▸ Given entries:

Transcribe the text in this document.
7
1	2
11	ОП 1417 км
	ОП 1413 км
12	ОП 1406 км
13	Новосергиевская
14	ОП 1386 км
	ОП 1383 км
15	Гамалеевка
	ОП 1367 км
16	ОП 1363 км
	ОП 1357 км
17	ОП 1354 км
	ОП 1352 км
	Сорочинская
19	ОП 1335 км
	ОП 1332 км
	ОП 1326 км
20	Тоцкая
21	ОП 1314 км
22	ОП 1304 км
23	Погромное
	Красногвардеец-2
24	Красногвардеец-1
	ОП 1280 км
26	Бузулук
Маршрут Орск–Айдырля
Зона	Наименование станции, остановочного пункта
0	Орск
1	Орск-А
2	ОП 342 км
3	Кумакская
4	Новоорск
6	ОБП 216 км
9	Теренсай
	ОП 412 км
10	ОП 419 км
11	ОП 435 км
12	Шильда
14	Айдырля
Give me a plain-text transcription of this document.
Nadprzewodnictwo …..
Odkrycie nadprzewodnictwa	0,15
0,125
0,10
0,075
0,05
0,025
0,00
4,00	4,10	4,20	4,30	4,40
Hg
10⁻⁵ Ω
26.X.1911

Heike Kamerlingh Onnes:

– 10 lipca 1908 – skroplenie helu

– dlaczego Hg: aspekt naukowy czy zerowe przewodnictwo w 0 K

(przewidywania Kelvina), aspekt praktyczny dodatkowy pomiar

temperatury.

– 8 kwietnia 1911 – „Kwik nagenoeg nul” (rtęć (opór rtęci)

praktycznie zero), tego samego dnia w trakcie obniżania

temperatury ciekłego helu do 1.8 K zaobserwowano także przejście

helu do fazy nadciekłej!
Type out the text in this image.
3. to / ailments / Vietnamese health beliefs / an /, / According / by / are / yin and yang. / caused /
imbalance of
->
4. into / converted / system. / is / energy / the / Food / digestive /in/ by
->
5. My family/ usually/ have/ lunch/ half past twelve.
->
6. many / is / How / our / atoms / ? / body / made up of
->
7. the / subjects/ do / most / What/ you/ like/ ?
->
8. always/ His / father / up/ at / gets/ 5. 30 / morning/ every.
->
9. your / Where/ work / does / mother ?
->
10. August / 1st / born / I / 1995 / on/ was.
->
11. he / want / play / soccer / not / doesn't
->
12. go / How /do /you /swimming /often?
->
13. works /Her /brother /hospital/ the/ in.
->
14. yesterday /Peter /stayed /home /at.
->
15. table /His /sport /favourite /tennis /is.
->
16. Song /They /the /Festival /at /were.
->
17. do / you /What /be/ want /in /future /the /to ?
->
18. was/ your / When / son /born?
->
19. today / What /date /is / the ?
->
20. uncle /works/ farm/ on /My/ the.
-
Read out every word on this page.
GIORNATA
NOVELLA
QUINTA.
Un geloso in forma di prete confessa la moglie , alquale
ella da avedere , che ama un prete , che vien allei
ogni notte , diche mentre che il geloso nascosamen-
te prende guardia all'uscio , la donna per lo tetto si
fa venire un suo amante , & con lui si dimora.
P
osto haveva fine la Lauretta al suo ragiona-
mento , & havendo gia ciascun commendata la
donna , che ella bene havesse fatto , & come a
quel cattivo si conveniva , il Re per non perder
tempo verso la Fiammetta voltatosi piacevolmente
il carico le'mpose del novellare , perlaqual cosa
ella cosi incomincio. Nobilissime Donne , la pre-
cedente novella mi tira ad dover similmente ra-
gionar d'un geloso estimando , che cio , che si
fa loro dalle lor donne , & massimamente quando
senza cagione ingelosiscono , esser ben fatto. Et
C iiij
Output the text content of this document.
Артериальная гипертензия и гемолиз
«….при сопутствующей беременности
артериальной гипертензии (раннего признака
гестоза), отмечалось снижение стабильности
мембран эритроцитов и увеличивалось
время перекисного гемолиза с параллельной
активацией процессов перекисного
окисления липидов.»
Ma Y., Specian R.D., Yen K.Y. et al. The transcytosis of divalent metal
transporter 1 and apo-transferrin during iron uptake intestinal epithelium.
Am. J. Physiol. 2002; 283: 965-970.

▸ Problem requirements: Copy every record exactly as presented.

▸ Output for this exercise:
Transcribe the text in this document.
7
1	2
11	ОП 1417 км
	ОП 1413 км
12	ОП 1406 км
13	Новосергиевская
14	ОП 1386 км
	ОП 1383 км
15	Гамалеевка
	ОП 1367 км
16	ОП 1363 км
	ОП 1357 км
17	ОП 1354 км
	ОП 1352 км
	Сорочинская
19	ОП 1335 км
	ОП 1332 км
	ОП 1326 км
20	Тоцкая
21	ОП 1314 км
22	ОП 1304 км
23	Погромное
	Красногвардеец-2
24	Красногвардеец-1
	ОП 1280 км
26	Бузулук
Маршрут Орск–Айдырля
Зона	Наименование станции, остановочного пункта
0	Орск
1	Орск-А
2	ОП 342 км
3	Кумакская
4	Новоорск
6	ОБП 216 км
9	Теренсай
	ОП 412 км
10	ОП 419 км
11	ОП 435 км
12	Шильда
14	Айдырля
Give me a plain-text transcription of this document.
Nadprzewodnictwo …..
Odkrycie nadprzewodnictwa	0,15
0,125
0,10
0,075
0,05
0,025
0,00
4,00	4,10	4,20	4,30	4,40
Hg
10⁻⁵ Ω
26.X.1911

Heike Kamerlingh Onnes:

– 10 lipca 1908 – skroplenie helu

– dlaczego Hg: aspekt naukowy czy zerowe przewodnictwo w 0 K

(przewidywania Kelvina), aspekt praktyczny dodatkowy pomiar

temperatury.

– 8 kwietnia 1911 – „Kwik nagenoeg nul” (rtęć (opór rtęci)

praktycznie zero), tego samego dnia w trakcie obniżania

temperatury ciekłego helu do 1.8 K zaobserwowano także przejście

helu do fazy nadciekłej!
Type out the text in this image.
3. to / ailments / Vietnamese health beliefs / an /, / According / by / are / yin and yang. / caused /
imbalance of
->
4. into / converted / system. / is / energy / the / Food / digestive /in/ by
->
5. My family/ usually/ have/ lunch/ half past twelve.
->
6. many / is / How / our / atoms / ? / body / made up of
->
7. the / subjects/ do / most / What/ you/ like/ ?
->
8. always/ His / father / up/ at / gets/ 5. 30 / morning/ every.
->
9. your / Where/ work / does / mother ?
->
10. August / 1st / born / I / 1995 / on/ was.
->
11. he / want / play / soccer / not / doesn't
->
12. go / How /do /you /swimming /often?
->
13. works /Her /brother /hospital/ the/ in.
->
14. yesterday /Peter /stayed /home /at.
->
15. table /His /sport /favourite /tennis /is.
->
16. Song /They /the /Festival /at /were.
->
17. do / you /What /be/ want /in /future /the /to ?
->
18. was/ your / When / son /born?
->
19. today / What /date /is / the ?
->
20. uncle /works/ farm/ on /My/ the.
-
Read out every word on this page.
GIORNATA
NOVELLA
QUINTA.
Un geloso in forma di prete confessa la moglie , alquale
ella da avedere , che ama un prete , che vien allei
ogni notte , diche mentre che il geloso nascosamen-
te prende guardia all'uscio , la donna per lo tetto si
fa venire un suo amante , & con lui si dimora.
P
osto haveva fine la Lauretta al suo ragiona-
mento , & havendo gia ciascun commendata la
donna , che ella bene havesse fatto , & come a
quel cattivo si conveniva , il Re per non perder
tempo verso la Fiammetta voltatosi piacevolmente
il carico le'mpose del novellare , perlaqual cosa
ella cosi incomincio. Nobilissime Donne , la pre-
cedente novella mi tira ad dover similmente ra-
gionar d'un geloso estimando , che cio , che si
fa loro dalle lor donne , & massimamente quando
senza cagione ingelosiscono , esser ben fatto. Et
C iiij
Output the text content of this document.
Артериальная гипертензия и гемолиз
«….при сопутствующей беременности
артериальной гипертензии (раннего признака
гестоза), отмечалось снижение стабильности
мембран эритроцитов и увеличивалось
время перекисного гемолиза с параллельной
активацией процессов перекисного
окисления липидов.»
Ma Y., Specian R.D., Yen K.Y. et al. The transcytosis of divalent metal
transporter 1 and apo-transferrin during iron uptake intestinal epithelium.
Am. J. Physiol. 2002; 283: 965-970.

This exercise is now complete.